- Your objective: Return the records word for word. Any pictures in them are not part of the copy.

Collected data entries:

.....

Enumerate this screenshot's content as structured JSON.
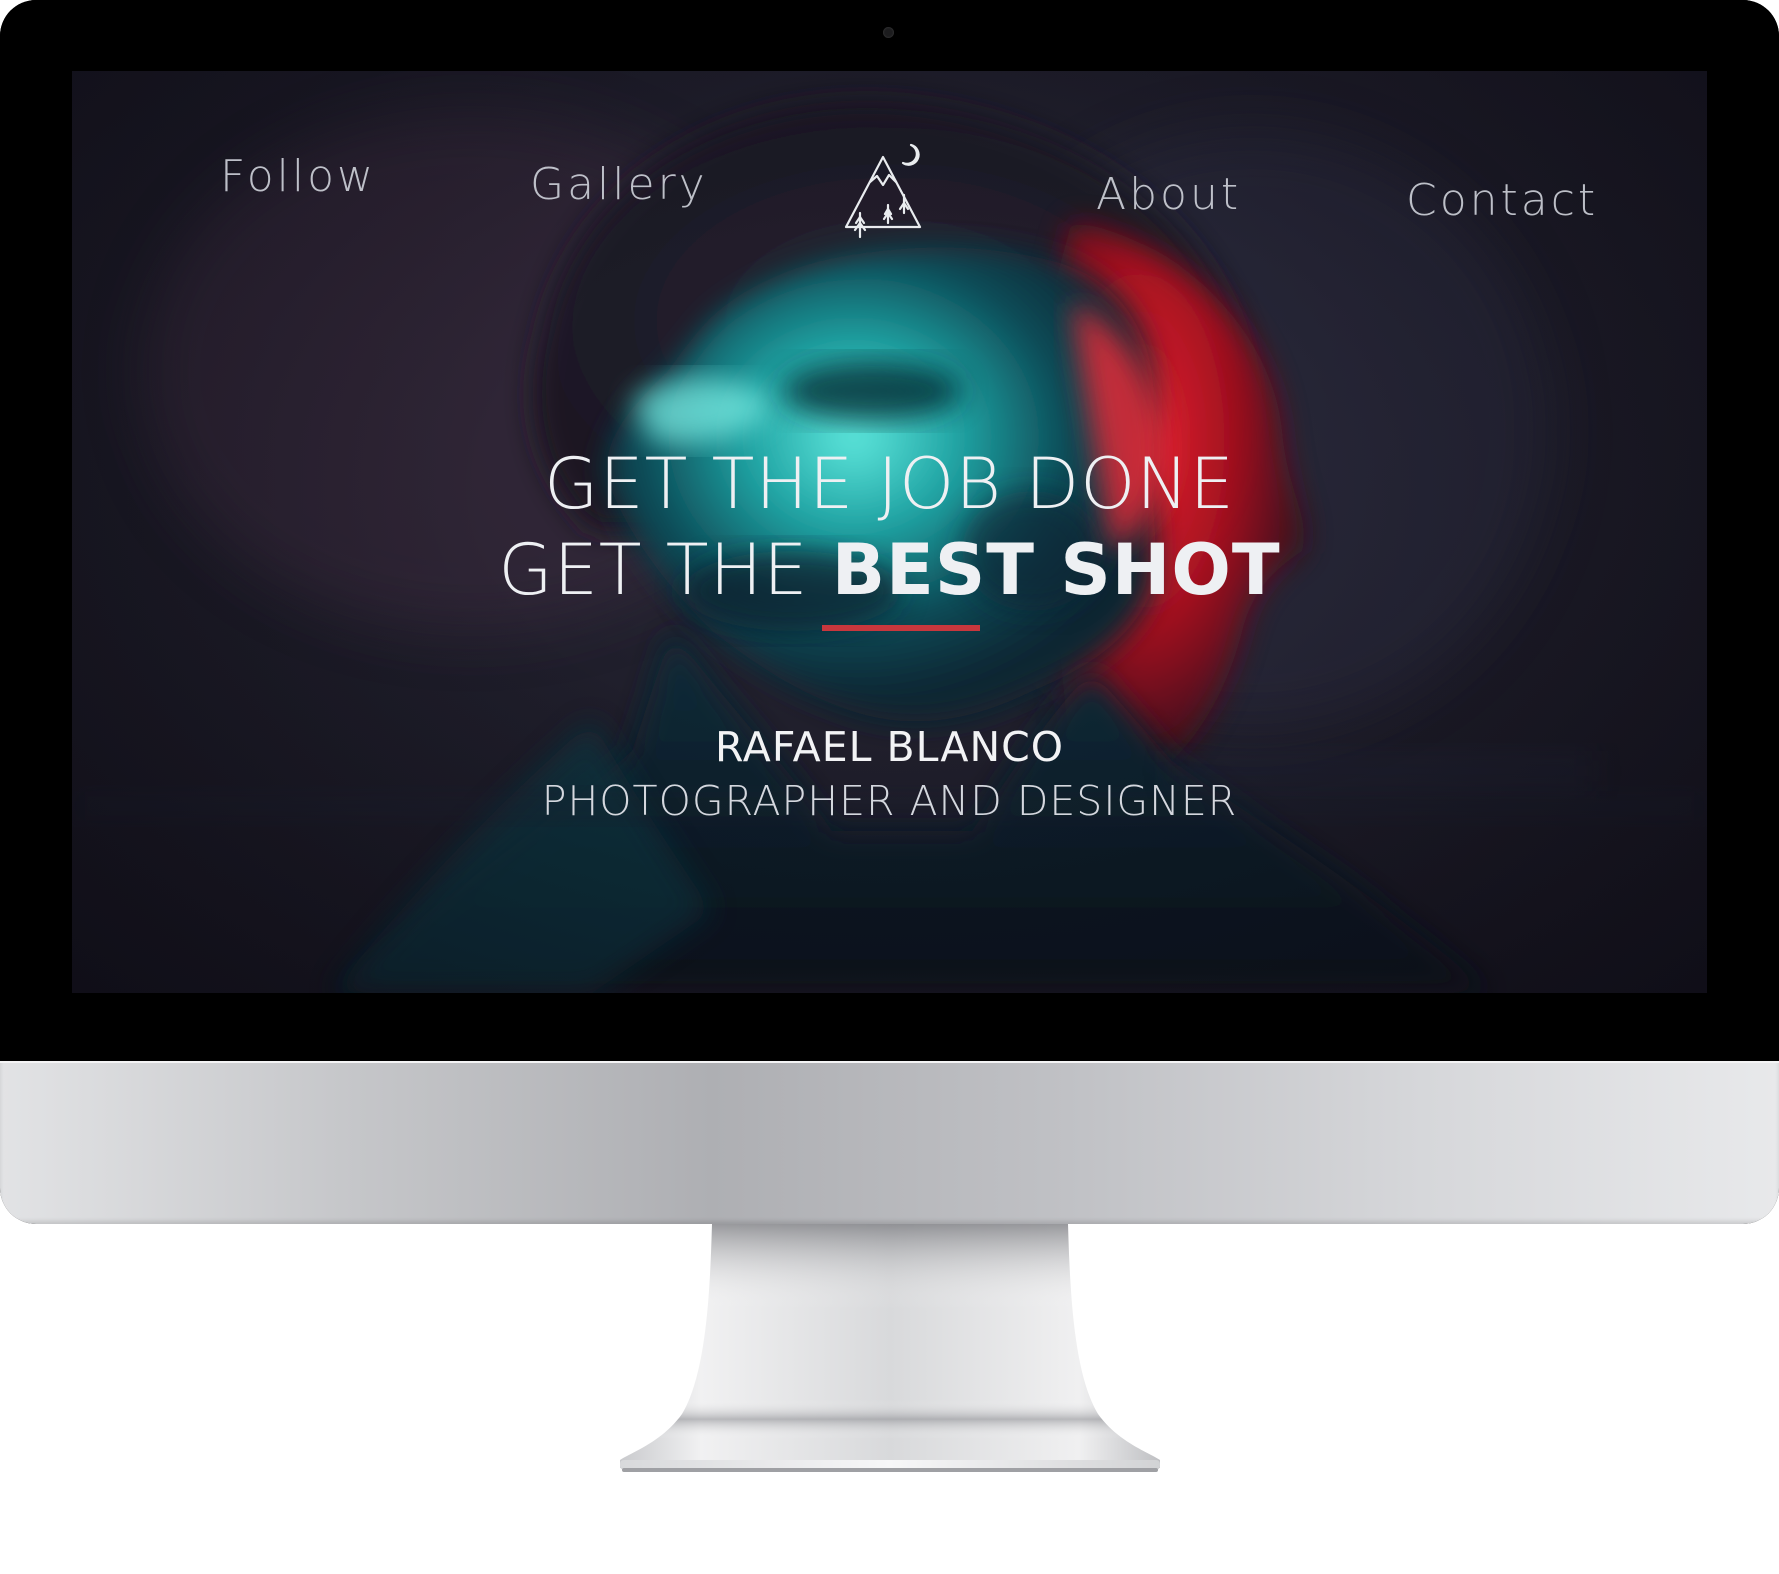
{
  "nav": {
    "follow": "Follow",
    "gallery": "Gallery",
    "about": "About",
    "contact": "Contact",
    "logo_icon": "mountain-moon-icon"
  },
  "hero": {
    "line1": "GET THE JOB DONE",
    "line2_prefix": "GET THE ",
    "line2_emphasis": "BEST SHOT",
    "accent_color": "#c8373d"
  },
  "profile": {
    "name": "RAFAEL BLANCO",
    "role": "PHOTOGRAPHER AND DESIGNER"
  },
  "colors": {
    "teal_light": "#2fd6d0",
    "red_light": "#e8192c",
    "background": "#1f1e2a"
  }
}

.....

- The result:
Enumerate this screenshot's content as structured JSON.
{
  "nav": {
    "follow": "Follow",
    "gallery": "Gallery",
    "about": "About",
    "contact": "Contact",
    "logo_icon": "mountain-moon-icon"
  },
  "hero": {
    "line1": "GET THE JOB DONE",
    "line2_prefix": "GET THE ",
    "line2_emphasis": "BEST SHOT",
    "accent_color": "#c8373d"
  },
  "profile": {
    "name": "RAFAEL BLANCO",
    "role": "PHOTOGRAPHER AND DESIGNER"
  },
  "colors": {
    "teal_light": "#2fd6d0",
    "red_light": "#e8192c",
    "background": "#1f1e2a"
  }
}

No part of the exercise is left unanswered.